→ Written request
Reproduce all of the material below with every occurrence of "carousel" swapped for "slider" and nothing else changed. Omit the pictures from your output.

══ Provided data ══

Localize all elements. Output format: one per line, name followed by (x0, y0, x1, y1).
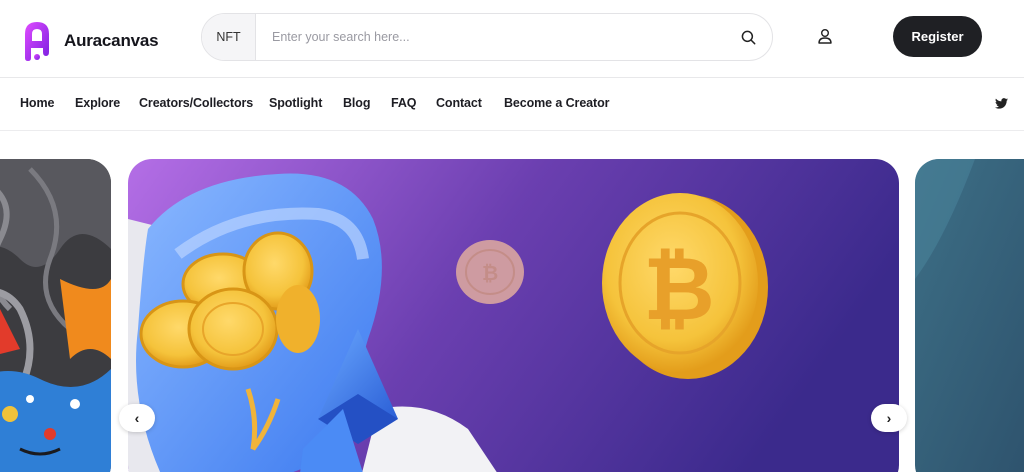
carousel-prev-button[interactable]: ‹ (119, 404, 155, 432)
main-nav: Home Explore Creators/Collectors Spotlig… (0, 78, 1024, 131)
brand-name: Auracanvas (64, 31, 159, 50)
page: Auracanvas NFT Register Home Explore Cre… (0, 0, 1024, 472)
nav-item-spotlight[interactable]: Spotlight (269, 96, 322, 110)
nav-item-home[interactable]: Home (20, 96, 54, 110)
logo-icon (25, 22, 49, 61)
search-input[interactable] (256, 14, 724, 60)
svg-text:₿: ₿ (482, 263, 498, 285)
nav-item-faq[interactable]: FAQ (391, 96, 417, 110)
carousel-next-button[interactable]: › (871, 404, 907, 432)
carousel-slide-previous[interactable] (0, 159, 111, 472)
twitter-icon[interactable] (995, 98, 1008, 109)
search-category[interactable]: NFT (202, 14, 256, 60)
header: Auracanvas NFT Register (0, 0, 1024, 78)
logo[interactable]: Auracanvas (22, 20, 159, 62)
carousel-slide-active[interactable]: ₿ ₿ (128, 159, 899, 472)
search-bar: NFT (201, 13, 773, 61)
user-button[interactable] (813, 24, 837, 48)
carousel-slide-next[interactable] (915, 159, 1024, 472)
nav-item-become-a-creator[interactable]: Become a Creator (504, 96, 609, 110)
slide-artwork-crypto: ₿ ₿ (128, 159, 899, 472)
search-button[interactable] (724, 14, 772, 60)
nav-item-blog[interactable]: Blog (343, 96, 370, 110)
search-icon (741, 30, 755, 44)
svg-text:₿: ₿ (643, 239, 715, 338)
hero-carousel: ₿ ₿ ‹ › (0, 159, 1024, 472)
nav-item-contact[interactable]: Contact (436, 96, 482, 110)
slide-artwork-portrait (0, 159, 111, 472)
nav-item-creators-collectors[interactable]: Creators/Collectors (139, 96, 253, 110)
user-icon (818, 29, 832, 44)
nav-item-explore[interactable]: Explore (75, 96, 120, 110)
register-button[interactable]: Register (893, 16, 982, 57)
slide-artwork-teal (915, 159, 1024, 472)
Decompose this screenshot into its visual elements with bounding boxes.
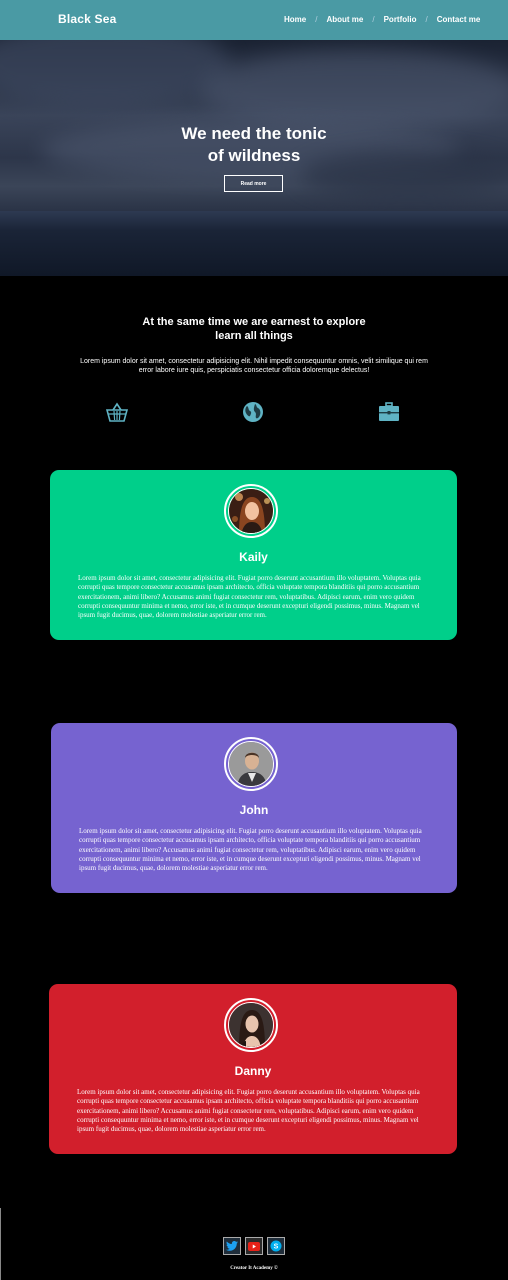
nav-item-contact[interactable]: Contact me: [437, 15, 481, 24]
nav-separator: /: [315, 15, 318, 24]
nav-item-portfolio[interactable]: Portfolio: [384, 15, 417, 24]
card-name: John: [239, 803, 269, 817]
basket-icon: [105, 401, 129, 423]
svg-text:S: S: [274, 1244, 279, 1251]
avatar: [224, 484, 278, 538]
card-name: Danny: [234, 1064, 272, 1078]
avatar: [224, 737, 278, 791]
hero-title: We need the tonic of wildness: [0, 123, 508, 167]
hero-cloud: [0, 40, 230, 110]
avatar-image: [228, 741, 274, 787]
avatar-image: [228, 488, 274, 534]
nav-separator: /: [372, 15, 375, 24]
hero-cloud: [200, 50, 508, 130]
hero-sea: [0, 211, 508, 276]
avatar-image: [228, 1002, 274, 1048]
section-description: Lorem ipsum dolor sit amet, consectetur …: [80, 358, 428, 374]
nav-item-about[interactable]: About me: [326, 15, 363, 24]
card-name: Kaily: [239, 550, 268, 564]
profile-card: Danny Lorem ipsum dolor sit amet, consec…: [49, 984, 457, 1154]
hero-title-line: We need the tonic: [181, 124, 327, 143]
avatar: [224, 998, 278, 1052]
top-navbar: Black Sea Home / About me / Portfolio / …: [0, 0, 508, 40]
youtube-icon[interactable]: [245, 1237, 263, 1255]
section-title: At the same time we are earnest to explo…: [0, 315, 508, 343]
section-title-line: learn all things: [215, 330, 293, 342]
card-description: Lorem ipsum dolor sit amet, consectetur …: [78, 574, 421, 620]
site-logo[interactable]: Black Sea: [58, 12, 117, 26]
briefcase-icon: [378, 401, 400, 423]
copyright-text: Creator It Academy ©: [230, 1266, 278, 1271]
nav-item-home[interactable]: Home: [284, 15, 306, 24]
card-description: Lorem ipsum dolor sit amet, consectetur …: [79, 827, 422, 873]
nav-separator: /: [425, 15, 428, 24]
twitter-icon[interactable]: [223, 1237, 241, 1255]
hero-title-line: of wildness: [207, 146, 301, 165]
skype-icon[interactable]: S: [267, 1237, 285, 1255]
card-description: Lorem ipsum dolor sit amet, consectetur …: [77, 1088, 420, 1134]
section-title-line: At the same time we are earnest to explo…: [142, 316, 366, 328]
main-nav: Home / About me / Portfolio / Contact me: [284, 15, 480, 24]
read-more-button[interactable]: Read more: [224, 175, 283, 192]
profile-card: Kaily Lorem ipsum dolor sit amet, consec…: [50, 470, 457, 640]
profile-card: John Lorem ipsum dolor sit amet, consect…: [51, 723, 457, 893]
hero-banner: We need the tonic of wildness Read more: [0, 40, 508, 276]
globe-icon: [242, 401, 264, 423]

═══

→ Result of this task
Localize all elements. Output format: one per line, name followed by (x0, y0, x1, y1).
slider-prev-button[interactable]: ‹ (119, 404, 155, 432)
main-nav: Home Explore Creators/Collectors Spotlig… (0, 78, 1024, 131)
brand-name: Auracanvas (64, 31, 159, 50)
page: Auracanvas NFT Register Home Explore Cre… (0, 0, 1024, 472)
nav-item-spotlight[interactable]: Spotlight (269, 96, 322, 110)
nav-item-home[interactable]: Home (20, 96, 54, 110)
logo-icon (25, 22, 49, 61)
search-input[interactable] (256, 14, 724, 60)
svg-text:₿: ₿ (482, 263, 498, 285)
nav-item-faq[interactable]: FAQ (391, 96, 417, 110)
slider-next-button[interactable]: › (871, 404, 907, 432)
slider-slide-previous[interactable] (0, 159, 111, 472)
twitter-icon[interactable] (995, 98, 1008, 109)
search-category[interactable]: NFT (202, 14, 256, 60)
header: Auracanvas NFT Register (0, 0, 1024, 78)
logo[interactable]: Auracanvas (22, 20, 159, 62)
slider-slide-active[interactable]: ₿ ₿ (128, 159, 899, 472)
search-bar: NFT (201, 13, 773, 61)
user-button[interactable] (813, 24, 837, 48)
slider-slide-next[interactable] (915, 159, 1024, 472)
nav-item-become-a-creator[interactable]: Become a Creator (504, 96, 609, 110)
slide-artwork-crypto: ₿ ₿ (128, 159, 899, 472)
search-button[interactable] (724, 14, 772, 60)
nav-item-blog[interactable]: Blog (343, 96, 370, 110)
search-icon (741, 30, 755, 44)
svg-text:₿: ₿ (643, 239, 715, 338)
hero-slider: ₿ ₿ ‹ › (0, 159, 1024, 472)
nav-item-contact[interactable]: Contact (436, 96, 482, 110)
slide-artwork-portrait (0, 159, 111, 472)
nav-item-creators-collectors[interactable]: Creators/Collectors (139, 96, 253, 110)
user-icon (818, 29, 832, 44)
nav-item-explore[interactable]: Explore (75, 96, 120, 110)
register-button[interactable]: Register (893, 16, 982, 57)
slide-artwork-teal (915, 159, 1024, 472)
Decompose this screenshot into its visual elements with bounding boxes.
nav-item-contact[interactable]: Contact me: [437, 15, 481, 24]
nav-separator: /: [315, 15, 318, 24]
nav-item-portfolio[interactable]: Portfolio: [384, 15, 417, 24]
card-name: John: [239, 803, 269, 817]
basket-icon: [105, 401, 129, 423]
svg-text:S: S: [274, 1244, 279, 1251]
avatar: [224, 484, 278, 538]
card-name: Danny: [234, 1064, 272, 1078]
avatar: [224, 737, 278, 791]
hero-title: We need the tonic of wildness: [0, 123, 508, 167]
hero-cloud: [0, 40, 230, 110]
avatar-image: [228, 741, 274, 787]
avatar-image: [228, 488, 274, 534]
nav-separator: /: [372, 15, 375, 24]
hero-cloud: [200, 50, 508, 130]
hero-sea: [0, 211, 508, 276]
avatar-image: [228, 1002, 274, 1048]
section-description: Lorem ipsum dolor sit amet, consectetur …: [80, 358, 428, 374]
nav-item-about[interactable]: About me: [326, 15, 363, 24]
card-name: Kaily: [239, 550, 268, 564]
profile-card: Danny Lorem ipsum dolor sit amet, consec…: [49, 984, 457, 1154]
hero-title-line: We need the tonic: [181, 124, 327, 143]
avatar: [224, 998, 278, 1052]
top-navbar: Black Sea Home / About me / Portfolio / …: [0, 0, 508, 40]
youtube-icon[interactable]: [245, 1237, 263, 1255]
section-title: At the same time we are earnest to explo…: [0, 315, 508, 343]
section-title-line: learn all things: [215, 330, 293, 342]
card-description: Lorem ipsum dolor sit amet, consectetur …: [78, 574, 421, 620]
site-logo[interactable]: Black Sea: [58, 12, 117, 26]
briefcase-icon: [378, 401, 400, 423]
copyright-text: Creator It Academy ©: [230, 1266, 278, 1271]
nav-item-home[interactable]: Home: [284, 15, 306, 24]
card-description: Lorem ipsum dolor sit amet, consectetur …: [79, 827, 422, 873]
nav-separator: /: [425, 15, 428, 24]
twitter-icon[interactable]: [223, 1237, 241, 1255]
hero-title-line: of wildness: [207, 146, 301, 165]
skype-icon[interactable]: S: [267, 1237, 285, 1255]
card-description: Lorem ipsum dolor sit amet, consectetur …: [77, 1088, 420, 1134]
section-title-line: At the same time we are earnest to explo…: [142, 316, 366, 328]
main-nav: Home / About me / Portfolio / Contact me: [284, 15, 480, 24]
read-more-button[interactable]: Read more: [224, 175, 283, 192]
profile-card: Kaily Lorem ipsum dolor sit amet, consec…: [50, 470, 457, 640]
profile-card: John Lorem ipsum dolor sit amet, consect…: [51, 723, 457, 893]
hero-banner: We need the tonic of wildness Read more: [0, 40, 508, 276]
globe-icon: [242, 401, 264, 423]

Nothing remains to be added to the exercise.